Selected text:
********
First, if, when care proceedings were issued, there was a real likelihood that authorisation for a deprivation of liberty might be required, the proceedings should be issued in the usual way in the Family Court (not the High Court), but be allocated, if at all possible, to a circuit judge who was also a s 9 judge.
Second, where care proceedings had been allocated for case management and/or final hearing to a judge who was not a s 9 judge, but it had become apparent that there was a real likelihood that authorisation for a deprivation of liberty might be required, steps should be taken, if at all possible, and without delaying the hearing of the care proceedings, to reallocate the care proceedings, or at least the final hearing of the care proceedings, to a circuit judge who was also a s 9 judge.
Third, the care proceedings would remain in the Family Court and could not be transferred to the High Court. The s 9 judge conducting the two sets of proceedings – the care proceedings in the Family Court and the inherent jurisdiction proceedings in the High Court – could do so sitting simultaneously in both courts.
********
Structured page parsing data:
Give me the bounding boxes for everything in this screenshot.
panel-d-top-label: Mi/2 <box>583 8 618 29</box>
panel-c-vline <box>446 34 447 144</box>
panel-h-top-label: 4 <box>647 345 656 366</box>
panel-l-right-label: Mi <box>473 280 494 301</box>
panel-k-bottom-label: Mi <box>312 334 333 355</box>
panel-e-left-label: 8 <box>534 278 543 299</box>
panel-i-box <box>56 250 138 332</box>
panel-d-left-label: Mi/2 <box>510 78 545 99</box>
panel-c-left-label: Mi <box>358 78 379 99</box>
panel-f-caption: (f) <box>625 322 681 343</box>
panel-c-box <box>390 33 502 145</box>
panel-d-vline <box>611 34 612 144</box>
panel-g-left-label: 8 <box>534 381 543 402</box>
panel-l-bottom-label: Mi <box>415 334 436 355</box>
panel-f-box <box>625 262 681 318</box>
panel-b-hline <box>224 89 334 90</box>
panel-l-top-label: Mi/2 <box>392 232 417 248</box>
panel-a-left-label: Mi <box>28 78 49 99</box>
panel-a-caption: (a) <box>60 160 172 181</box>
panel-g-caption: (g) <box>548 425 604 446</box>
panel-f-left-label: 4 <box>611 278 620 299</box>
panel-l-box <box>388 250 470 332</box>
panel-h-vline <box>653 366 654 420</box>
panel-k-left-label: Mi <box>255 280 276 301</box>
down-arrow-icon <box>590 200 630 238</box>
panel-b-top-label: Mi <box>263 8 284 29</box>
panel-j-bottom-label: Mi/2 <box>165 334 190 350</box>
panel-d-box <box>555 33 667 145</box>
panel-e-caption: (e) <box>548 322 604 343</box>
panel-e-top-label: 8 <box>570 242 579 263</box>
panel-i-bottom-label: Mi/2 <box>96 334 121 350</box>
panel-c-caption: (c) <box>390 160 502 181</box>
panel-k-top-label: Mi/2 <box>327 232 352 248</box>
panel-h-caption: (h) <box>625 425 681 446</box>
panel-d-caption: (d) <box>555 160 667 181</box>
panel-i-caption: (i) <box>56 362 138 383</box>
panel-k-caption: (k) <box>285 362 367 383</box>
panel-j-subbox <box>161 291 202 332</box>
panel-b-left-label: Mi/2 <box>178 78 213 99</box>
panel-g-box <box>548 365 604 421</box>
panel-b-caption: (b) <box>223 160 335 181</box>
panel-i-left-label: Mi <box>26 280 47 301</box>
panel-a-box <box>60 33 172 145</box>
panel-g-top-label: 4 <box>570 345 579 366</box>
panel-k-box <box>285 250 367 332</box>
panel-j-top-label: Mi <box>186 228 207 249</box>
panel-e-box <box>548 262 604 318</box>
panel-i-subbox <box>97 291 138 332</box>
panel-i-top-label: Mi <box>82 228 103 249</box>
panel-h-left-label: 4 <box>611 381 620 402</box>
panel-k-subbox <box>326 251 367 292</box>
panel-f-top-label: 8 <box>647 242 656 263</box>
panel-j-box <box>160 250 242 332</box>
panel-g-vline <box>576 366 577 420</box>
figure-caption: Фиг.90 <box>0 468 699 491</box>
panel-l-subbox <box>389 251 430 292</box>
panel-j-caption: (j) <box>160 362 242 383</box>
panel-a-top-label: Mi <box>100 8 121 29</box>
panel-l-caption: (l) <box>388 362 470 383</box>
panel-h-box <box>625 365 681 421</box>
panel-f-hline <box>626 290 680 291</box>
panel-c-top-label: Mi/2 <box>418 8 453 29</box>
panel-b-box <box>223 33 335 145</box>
********
What this task involves: Please reproduce the passage on care proceedings and deprivation of liberty word for word, from "Second, where care" to "in both courts.".

Result of this task:
Second, where care proceedings had been allocated for case management and/or final hearing to a judge who was not a s 9 judge, but it had become apparent that there was a real likelihood that authorisation for a deprivation of liberty might be required, steps should be taken, if at all possible, and without delaying the hearing of the care proceedings, to reallocate the care proceedings, or at least the final hearing of the care proceedings, to a circuit judge who was also a s 9 judge.
Third, the care proceedings would remain in the Family Court and could not be transferred to the High Court. The s 9 judge conducting the two sets of proceedings – the care proceedings in the Family Court and the inherent jurisdiction proceedings in the High Court – could do so sitting simultaneously in both courts.